| Data for processing |
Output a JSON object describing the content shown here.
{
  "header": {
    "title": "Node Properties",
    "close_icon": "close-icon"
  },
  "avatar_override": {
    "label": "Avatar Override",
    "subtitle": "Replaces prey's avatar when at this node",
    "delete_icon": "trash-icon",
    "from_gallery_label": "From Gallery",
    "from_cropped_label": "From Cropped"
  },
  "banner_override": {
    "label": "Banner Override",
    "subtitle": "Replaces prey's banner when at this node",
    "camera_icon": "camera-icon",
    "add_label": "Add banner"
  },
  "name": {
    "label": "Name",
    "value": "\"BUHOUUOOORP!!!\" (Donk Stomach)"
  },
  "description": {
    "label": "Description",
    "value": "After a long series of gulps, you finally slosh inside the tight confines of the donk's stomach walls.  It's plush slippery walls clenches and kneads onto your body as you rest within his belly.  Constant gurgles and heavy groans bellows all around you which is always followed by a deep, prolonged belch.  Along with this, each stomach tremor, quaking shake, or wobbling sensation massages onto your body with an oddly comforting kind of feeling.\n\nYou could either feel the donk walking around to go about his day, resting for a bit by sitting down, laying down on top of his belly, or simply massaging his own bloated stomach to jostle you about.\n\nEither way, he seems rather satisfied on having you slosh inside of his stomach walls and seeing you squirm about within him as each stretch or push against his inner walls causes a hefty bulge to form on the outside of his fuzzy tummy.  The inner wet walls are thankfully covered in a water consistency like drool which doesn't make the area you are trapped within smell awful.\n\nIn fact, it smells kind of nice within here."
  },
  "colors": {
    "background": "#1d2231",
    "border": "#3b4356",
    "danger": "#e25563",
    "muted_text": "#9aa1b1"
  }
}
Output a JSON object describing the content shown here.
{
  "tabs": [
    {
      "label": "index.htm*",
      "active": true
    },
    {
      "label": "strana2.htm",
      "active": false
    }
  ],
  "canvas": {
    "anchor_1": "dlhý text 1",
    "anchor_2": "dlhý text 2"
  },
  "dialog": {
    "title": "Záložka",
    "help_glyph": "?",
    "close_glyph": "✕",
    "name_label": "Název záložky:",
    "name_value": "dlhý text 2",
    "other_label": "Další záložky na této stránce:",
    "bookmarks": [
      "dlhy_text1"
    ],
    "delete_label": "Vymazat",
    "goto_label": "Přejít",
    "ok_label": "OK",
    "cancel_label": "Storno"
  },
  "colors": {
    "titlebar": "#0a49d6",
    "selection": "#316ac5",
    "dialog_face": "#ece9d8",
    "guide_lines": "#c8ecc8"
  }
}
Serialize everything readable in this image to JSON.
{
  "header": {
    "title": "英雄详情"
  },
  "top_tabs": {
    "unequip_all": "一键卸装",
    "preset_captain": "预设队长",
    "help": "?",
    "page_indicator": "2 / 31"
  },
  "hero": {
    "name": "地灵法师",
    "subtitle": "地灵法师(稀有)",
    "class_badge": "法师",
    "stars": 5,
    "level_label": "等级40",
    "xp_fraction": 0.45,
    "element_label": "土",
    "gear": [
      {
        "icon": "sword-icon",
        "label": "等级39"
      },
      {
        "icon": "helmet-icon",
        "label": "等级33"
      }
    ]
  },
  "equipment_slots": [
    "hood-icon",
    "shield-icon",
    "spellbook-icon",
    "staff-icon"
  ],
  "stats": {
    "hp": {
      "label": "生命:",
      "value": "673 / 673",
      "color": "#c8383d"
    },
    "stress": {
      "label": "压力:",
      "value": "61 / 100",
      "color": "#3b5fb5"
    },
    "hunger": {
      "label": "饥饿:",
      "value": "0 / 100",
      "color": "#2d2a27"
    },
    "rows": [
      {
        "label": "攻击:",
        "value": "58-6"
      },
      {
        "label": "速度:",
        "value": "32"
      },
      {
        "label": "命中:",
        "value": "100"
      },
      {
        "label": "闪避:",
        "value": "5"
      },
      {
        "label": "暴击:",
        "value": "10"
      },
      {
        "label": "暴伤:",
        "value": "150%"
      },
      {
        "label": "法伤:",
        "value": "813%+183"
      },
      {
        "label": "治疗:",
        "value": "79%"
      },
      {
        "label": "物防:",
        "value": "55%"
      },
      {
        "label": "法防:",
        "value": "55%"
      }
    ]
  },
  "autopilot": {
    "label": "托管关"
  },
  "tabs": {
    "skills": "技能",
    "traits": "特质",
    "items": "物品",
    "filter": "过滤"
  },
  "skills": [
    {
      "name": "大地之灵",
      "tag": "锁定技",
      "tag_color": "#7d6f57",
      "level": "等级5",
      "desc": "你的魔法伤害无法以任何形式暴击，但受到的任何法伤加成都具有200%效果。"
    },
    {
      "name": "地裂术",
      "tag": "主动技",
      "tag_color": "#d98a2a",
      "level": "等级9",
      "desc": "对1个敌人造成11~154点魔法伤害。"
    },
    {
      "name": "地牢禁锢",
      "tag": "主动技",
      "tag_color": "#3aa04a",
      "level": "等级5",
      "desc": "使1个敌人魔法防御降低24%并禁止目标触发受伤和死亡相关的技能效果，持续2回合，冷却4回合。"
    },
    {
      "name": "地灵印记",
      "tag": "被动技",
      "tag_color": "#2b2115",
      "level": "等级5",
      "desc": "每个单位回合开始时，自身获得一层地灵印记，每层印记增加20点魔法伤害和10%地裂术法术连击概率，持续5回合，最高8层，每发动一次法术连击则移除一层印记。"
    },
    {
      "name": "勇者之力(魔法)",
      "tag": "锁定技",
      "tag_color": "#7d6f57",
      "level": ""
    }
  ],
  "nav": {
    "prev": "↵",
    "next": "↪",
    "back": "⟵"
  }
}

| Challenge |
Give the entries again in full, exactly as they are written.

| Result |
Output a JSON object describing the content shown here.
{
  "header": {
    "title": "Node Properties",
    "close_icon": "close-icon"
  },
  "avatar_override": {
    "label": "Avatar Override",
    "subtitle": "Replaces prey's avatar when at this node",
    "delete_icon": "trash-icon",
    "from_gallery_label": "From Gallery",
    "from_cropped_label": "From Cropped"
  },
  "banner_override": {
    "label": "Banner Override",
    "subtitle": "Replaces prey's banner when at this node",
    "camera_icon": "camera-icon",
    "add_label": "Add banner"
  },
  "name": {
    "label": "Name",
    "value": "\"BUHOUUOOORP!!!\" (Donk Stomach)"
  },
  "description": {
    "label": "Description",
    "value": "After a long series of gulps, you finally slosh inside the tight confines of the donk's stomach walls.  It's plush slippery walls clenches and kneads onto your body as you rest within his belly.  Constant gurgles and heavy groans bellows all around you which is always followed by a deep, prolonged belch.  Along with this, each stomach tremor, quaking shake, or wobbling sensation massages onto your body with an oddly comforting kind of feeling.\n\nYou could either feel the donk walking around to go about his day, resting for a bit by sitting down, laying down on top of his belly, or simply massaging his own bloated stomach to jostle you about.\n\nEither way, he seems rather satisfied on having you slosh inside of his stomach walls and seeing you squirm about within him as each stretch or push against his inner walls causes a hefty bulge to form on the outside of his fuzzy tummy.  The inner wet walls are thankfully covered in a water consistency like drool which doesn't make the area you are trapped within smell awful.\n\nIn fact, it smells kind of nice within here."
  },
  "colors": {
    "background": "#1d2231",
    "border": "#3b4356",
    "danger": "#e25563",
    "muted_text": "#9aa1b1"
  }
}
Output a JSON object describing the content shown here.
{
  "tabs": [
    {
      "label": "index.htm*",
      "active": true
    },
    {
      "label": "strana2.htm",
      "active": false
    }
  ],
  "canvas": {
    "anchor_1": "dlhý text 1",
    "anchor_2": "dlhý text 2"
  },
  "dialog": {
    "title": "Záložka",
    "help_glyph": "?",
    "close_glyph": "✕",
    "name_label": "Název záložky:",
    "name_value": "dlhý text 2",
    "other_label": "Další záložky na této stránce:",
    "bookmarks": [
      "dlhy_text1"
    ],
    "delete_label": "Vymazat",
    "goto_label": "Přejít",
    "ok_label": "OK",
    "cancel_label": "Storno"
  },
  "colors": {
    "titlebar": "#0a49d6",
    "selection": "#316ac5",
    "dialog_face": "#ece9d8",
    "guide_lines": "#c8ecc8"
  }
}
Serialize everything readable in this image to JSON.
{
  "header": {
    "title": "英雄详情"
  },
  "top_tabs": {
    "unequip_all": "一键卸装",
    "preset_captain": "预设队长",
    "help": "?",
    "page_indicator": "2 / 31"
  },
  "hero": {
    "name": "地灵法师",
    "subtitle": "地灵法师(稀有)",
    "class_badge": "法师",
    "stars": 5,
    "level_label": "等级40",
    "xp_fraction": 0.45,
    "element_label": "土",
    "gear": [
      {
        "icon": "sword-icon",
        "label": "等级39"
      },
      {
        "icon": "helmet-icon",
        "label": "等级33"
      }
    ]
  },
  "equipment_slots": [
    "hood-icon",
    "shield-icon",
    "spellbook-icon",
    "staff-icon"
  ],
  "stats": {
    "hp": {
      "label": "生命:",
      "value": "673 / 673",
      "color": "#c8383d"
    },
    "stress": {
      "label": "压力:",
      "value": "61 / 100",
      "color": "#3b5fb5"
    },
    "hunger": {
      "label": "饥饿:",
      "value": "0 / 100",
      "color": "#2d2a27"
    },
    "rows": [
      {
        "label": "攻击:",
        "value": "58-6"
      },
      {
        "label": "速度:",
        "value": "32"
      },
      {
        "label": "命中:",
        "value": "100"
      },
      {
        "label": "闪避:",
        "value": "5"
      },
      {
        "label": "暴击:",
        "value": "10"
      },
      {
        "label": "暴伤:",
        "value": "150%"
      },
      {
        "label": "法伤:",
        "value": "813%+183"
      },
      {
        "label": "治疗:",
        "value": "79%"
      },
      {
        "label": "物防:",
        "value": "55%"
      },
      {
        "label": "法防:",
        "value": "55%"
      }
    ]
  },
  "autopilot": {
    "label": "托管关"
  },
  "tabs": {
    "skills": "技能",
    "traits": "特质",
    "items": "物品",
    "filter": "过滤"
  },
  "skills": [
    {
      "name": "大地之灵",
      "tag": "锁定技",
      "tag_color": "#7d6f57",
      "level": "等级5",
      "desc": "你的魔法伤害无法以任何形式暴击，但受到的任何法伤加成都具有200%效果。"
    },
    {
      "name": "地裂术",
      "tag": "主动技",
      "tag_color": "#d98a2a",
      "level": "等级9",
      "desc": "对1个敌人造成11~154点魔法伤害。"
    },
    {
      "name": "地牢禁锢",
      "tag": "主动技",
      "tag_color": "#3aa04a",
      "level": "等级5",
      "desc": "使1个敌人魔法防御降低24%并禁止目标触发受伤和死亡相关的技能效果，持续2回合，冷却4回合。"
    },
    {
      "name": "地灵印记",
      "tag": "被动技",
      "tag_color": "#2b2115",
      "level": "等级5",
      "desc": "每个单位回合开始时，自身获得一层地灵印记，每层印记增加20点魔法伤害和10%地裂术法术连击概率，持续5回合，最高8层，每发动一次法术连击则移除一层印记。"
    },
    {
      "name": "勇者之力(魔法)",
      "tag": "锁定技",
      "tag_color": "#7d6f57",
      "level": ""
    }
  ],
  "nav": {
    "prev": "↵",
    "next": "↪",
    "back": "⟵"
  }
}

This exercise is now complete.